**Problem statement:**
For the records below, say how many lines contain the string "data". Give the number only.

- - -

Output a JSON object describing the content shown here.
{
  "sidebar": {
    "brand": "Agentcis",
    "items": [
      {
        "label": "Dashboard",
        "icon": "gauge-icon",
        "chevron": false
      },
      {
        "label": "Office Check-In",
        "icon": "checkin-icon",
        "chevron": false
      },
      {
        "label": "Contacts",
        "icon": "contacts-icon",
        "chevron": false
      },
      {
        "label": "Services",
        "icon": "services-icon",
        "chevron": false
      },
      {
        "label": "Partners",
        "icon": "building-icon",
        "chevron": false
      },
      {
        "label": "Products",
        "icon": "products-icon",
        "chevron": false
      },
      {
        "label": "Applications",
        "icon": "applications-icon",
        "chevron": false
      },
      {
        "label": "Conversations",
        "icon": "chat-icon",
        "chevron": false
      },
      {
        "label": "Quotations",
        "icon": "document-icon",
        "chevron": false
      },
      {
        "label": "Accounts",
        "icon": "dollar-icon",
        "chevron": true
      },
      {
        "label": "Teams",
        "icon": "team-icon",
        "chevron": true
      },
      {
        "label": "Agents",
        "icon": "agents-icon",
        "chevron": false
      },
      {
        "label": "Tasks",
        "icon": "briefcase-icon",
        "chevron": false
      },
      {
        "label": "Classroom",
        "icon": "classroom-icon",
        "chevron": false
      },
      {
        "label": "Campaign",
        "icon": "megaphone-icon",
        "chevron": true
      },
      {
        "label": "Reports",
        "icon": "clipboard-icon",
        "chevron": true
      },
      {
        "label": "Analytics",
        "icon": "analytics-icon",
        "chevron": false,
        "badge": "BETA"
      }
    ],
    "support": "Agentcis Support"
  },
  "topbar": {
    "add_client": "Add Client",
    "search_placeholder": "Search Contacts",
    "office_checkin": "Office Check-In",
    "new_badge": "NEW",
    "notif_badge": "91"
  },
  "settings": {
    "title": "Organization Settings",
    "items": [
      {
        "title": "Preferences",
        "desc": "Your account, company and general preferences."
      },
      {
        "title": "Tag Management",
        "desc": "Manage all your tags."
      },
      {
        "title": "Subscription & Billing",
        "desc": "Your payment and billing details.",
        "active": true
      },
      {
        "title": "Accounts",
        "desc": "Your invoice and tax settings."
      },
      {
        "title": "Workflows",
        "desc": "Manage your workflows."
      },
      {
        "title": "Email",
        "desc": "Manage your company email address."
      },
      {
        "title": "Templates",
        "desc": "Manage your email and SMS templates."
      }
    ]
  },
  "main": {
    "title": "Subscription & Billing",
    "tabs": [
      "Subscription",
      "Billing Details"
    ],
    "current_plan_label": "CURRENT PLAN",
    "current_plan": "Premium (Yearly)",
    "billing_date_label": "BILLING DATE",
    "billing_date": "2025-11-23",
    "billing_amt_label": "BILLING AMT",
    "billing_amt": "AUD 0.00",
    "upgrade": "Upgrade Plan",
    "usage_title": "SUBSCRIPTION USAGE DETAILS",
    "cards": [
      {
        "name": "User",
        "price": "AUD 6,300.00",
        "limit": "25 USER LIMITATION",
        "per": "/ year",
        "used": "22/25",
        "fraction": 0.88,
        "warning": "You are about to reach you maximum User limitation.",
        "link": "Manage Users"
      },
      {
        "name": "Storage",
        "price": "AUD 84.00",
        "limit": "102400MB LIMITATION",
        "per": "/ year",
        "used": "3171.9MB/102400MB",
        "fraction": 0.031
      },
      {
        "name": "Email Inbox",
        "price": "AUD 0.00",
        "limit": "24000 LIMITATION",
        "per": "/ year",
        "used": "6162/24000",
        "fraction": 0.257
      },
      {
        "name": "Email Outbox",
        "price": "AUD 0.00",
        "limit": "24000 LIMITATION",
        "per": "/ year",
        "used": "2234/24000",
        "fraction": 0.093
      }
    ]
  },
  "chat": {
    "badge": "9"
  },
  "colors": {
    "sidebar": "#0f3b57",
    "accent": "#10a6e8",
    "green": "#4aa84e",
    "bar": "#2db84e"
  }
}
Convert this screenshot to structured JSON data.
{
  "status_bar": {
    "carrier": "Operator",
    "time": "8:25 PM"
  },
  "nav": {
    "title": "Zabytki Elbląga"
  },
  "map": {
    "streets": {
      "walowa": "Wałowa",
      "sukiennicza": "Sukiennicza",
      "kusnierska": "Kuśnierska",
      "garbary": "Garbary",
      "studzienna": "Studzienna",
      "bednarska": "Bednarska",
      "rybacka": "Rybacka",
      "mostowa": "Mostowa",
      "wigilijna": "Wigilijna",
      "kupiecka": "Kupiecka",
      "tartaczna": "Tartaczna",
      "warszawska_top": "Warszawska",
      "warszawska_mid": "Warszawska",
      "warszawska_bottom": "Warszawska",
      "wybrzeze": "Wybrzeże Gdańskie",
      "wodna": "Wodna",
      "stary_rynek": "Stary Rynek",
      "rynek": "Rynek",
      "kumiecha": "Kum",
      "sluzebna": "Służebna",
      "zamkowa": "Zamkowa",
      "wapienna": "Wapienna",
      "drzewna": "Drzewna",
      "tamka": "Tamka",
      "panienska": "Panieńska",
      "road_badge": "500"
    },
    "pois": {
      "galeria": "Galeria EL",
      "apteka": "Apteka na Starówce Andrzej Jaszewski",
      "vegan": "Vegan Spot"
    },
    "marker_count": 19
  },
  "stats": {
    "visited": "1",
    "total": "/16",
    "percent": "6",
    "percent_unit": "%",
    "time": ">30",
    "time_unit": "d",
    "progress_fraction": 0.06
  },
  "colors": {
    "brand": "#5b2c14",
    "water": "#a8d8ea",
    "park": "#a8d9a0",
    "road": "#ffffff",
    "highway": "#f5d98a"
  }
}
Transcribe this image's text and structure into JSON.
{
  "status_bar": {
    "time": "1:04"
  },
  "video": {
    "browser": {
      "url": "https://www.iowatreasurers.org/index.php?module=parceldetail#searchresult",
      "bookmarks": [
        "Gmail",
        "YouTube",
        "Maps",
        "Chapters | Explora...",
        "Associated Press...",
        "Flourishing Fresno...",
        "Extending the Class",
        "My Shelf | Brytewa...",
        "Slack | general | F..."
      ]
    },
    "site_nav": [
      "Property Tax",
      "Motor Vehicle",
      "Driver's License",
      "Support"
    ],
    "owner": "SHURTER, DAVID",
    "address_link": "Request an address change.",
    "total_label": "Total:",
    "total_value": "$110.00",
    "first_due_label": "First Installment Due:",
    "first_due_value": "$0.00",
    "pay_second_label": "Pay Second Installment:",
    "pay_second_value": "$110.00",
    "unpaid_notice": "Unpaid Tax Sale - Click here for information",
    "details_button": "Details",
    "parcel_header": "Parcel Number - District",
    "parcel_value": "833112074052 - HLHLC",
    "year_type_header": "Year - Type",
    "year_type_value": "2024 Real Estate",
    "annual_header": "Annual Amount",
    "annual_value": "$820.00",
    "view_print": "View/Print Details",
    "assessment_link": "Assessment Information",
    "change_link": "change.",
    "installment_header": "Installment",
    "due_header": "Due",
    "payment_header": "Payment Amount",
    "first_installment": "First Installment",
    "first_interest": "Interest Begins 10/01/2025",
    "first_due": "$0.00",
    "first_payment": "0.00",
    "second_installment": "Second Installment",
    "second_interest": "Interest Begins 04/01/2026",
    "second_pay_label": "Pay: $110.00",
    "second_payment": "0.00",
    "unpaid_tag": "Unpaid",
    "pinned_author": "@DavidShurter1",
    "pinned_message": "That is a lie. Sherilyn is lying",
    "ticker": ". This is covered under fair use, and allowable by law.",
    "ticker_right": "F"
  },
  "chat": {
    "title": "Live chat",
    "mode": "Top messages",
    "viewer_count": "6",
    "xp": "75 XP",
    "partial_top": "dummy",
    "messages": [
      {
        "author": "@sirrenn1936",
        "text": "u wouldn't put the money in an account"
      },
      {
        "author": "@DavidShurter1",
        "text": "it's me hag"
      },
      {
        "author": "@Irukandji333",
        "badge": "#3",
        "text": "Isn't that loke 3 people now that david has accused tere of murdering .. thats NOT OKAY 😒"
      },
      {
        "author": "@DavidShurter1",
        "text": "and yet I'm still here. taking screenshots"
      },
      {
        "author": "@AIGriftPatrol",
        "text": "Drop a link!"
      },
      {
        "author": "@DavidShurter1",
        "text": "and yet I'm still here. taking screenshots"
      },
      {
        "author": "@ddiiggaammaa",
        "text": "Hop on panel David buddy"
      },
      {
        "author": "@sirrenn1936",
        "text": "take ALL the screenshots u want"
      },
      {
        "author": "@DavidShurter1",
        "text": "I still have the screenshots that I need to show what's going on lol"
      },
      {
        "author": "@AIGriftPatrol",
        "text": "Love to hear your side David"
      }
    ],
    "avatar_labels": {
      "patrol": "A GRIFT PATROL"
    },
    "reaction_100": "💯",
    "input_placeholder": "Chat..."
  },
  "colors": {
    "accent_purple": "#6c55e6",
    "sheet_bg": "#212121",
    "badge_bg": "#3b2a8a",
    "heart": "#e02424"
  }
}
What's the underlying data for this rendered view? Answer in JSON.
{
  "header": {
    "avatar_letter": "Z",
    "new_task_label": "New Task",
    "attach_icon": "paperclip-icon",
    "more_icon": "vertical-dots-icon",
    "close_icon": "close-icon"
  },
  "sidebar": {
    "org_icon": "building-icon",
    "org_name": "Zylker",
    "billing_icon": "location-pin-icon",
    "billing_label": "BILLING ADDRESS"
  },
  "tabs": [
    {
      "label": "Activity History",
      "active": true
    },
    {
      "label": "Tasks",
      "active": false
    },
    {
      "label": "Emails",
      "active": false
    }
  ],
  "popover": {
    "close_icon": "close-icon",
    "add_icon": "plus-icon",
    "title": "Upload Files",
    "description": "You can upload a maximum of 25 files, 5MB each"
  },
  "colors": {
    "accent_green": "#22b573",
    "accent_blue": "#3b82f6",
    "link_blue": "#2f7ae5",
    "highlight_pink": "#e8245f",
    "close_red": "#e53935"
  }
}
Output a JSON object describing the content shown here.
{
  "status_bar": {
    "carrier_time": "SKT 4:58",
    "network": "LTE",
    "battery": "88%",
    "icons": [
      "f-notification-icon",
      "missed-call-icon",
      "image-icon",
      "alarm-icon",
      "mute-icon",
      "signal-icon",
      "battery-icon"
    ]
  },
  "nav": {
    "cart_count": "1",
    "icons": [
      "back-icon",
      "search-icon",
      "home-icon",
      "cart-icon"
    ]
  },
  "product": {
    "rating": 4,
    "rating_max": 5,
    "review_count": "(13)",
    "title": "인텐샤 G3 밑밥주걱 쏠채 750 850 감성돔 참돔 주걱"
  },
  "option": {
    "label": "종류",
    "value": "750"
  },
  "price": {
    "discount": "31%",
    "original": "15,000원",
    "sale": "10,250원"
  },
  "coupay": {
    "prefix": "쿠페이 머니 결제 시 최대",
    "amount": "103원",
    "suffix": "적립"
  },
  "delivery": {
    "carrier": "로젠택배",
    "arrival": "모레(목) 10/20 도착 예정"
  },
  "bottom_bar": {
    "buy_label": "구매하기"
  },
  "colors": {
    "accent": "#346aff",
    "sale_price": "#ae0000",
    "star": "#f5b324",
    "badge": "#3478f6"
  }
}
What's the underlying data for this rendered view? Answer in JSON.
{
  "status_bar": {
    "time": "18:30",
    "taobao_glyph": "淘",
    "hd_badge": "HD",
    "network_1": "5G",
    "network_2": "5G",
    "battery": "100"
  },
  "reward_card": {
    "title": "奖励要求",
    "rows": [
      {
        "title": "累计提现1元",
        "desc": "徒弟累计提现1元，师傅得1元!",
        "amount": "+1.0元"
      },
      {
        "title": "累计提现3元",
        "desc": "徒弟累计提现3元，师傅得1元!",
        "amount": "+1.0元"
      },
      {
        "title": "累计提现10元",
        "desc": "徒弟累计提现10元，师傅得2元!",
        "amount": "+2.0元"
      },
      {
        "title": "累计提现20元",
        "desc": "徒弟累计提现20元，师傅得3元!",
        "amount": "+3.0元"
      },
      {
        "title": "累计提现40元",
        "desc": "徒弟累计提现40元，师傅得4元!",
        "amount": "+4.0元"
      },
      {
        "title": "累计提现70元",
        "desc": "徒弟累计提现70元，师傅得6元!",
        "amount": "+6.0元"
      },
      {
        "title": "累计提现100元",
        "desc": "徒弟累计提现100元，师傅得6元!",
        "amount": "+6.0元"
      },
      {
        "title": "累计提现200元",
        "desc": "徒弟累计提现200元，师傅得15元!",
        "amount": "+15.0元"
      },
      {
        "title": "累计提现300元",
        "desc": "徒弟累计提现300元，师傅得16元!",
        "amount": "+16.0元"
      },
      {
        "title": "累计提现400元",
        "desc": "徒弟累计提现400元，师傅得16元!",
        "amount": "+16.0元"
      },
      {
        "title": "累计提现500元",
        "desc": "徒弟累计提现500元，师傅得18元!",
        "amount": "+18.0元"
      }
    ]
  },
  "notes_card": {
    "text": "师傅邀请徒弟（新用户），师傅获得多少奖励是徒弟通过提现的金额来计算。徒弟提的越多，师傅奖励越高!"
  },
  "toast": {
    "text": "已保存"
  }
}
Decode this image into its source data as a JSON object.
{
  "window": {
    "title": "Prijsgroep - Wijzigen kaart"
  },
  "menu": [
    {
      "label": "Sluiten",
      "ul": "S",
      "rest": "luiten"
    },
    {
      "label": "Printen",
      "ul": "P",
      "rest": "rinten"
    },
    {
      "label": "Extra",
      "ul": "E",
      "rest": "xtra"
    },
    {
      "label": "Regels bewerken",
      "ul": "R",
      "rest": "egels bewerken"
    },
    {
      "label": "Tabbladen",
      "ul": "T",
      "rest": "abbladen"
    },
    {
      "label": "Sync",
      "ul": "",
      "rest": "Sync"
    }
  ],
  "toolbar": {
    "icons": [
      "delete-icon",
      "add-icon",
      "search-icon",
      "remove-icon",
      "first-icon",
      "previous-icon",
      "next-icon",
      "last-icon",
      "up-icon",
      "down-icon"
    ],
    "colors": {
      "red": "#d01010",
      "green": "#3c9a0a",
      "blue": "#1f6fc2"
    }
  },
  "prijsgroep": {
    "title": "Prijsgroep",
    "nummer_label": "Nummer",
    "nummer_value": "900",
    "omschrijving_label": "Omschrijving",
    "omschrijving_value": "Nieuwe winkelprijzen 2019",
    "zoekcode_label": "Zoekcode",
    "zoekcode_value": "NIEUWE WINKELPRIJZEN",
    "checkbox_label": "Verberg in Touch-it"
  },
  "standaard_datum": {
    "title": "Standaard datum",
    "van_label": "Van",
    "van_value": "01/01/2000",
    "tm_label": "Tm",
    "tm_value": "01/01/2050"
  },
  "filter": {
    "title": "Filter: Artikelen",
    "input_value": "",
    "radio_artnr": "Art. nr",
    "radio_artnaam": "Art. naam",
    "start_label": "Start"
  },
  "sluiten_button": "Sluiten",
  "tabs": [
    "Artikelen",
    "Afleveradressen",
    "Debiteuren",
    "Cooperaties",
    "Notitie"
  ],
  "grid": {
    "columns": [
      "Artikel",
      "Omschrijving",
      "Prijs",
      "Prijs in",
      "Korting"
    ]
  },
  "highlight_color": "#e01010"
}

- - -

**Solution for this problem:**
4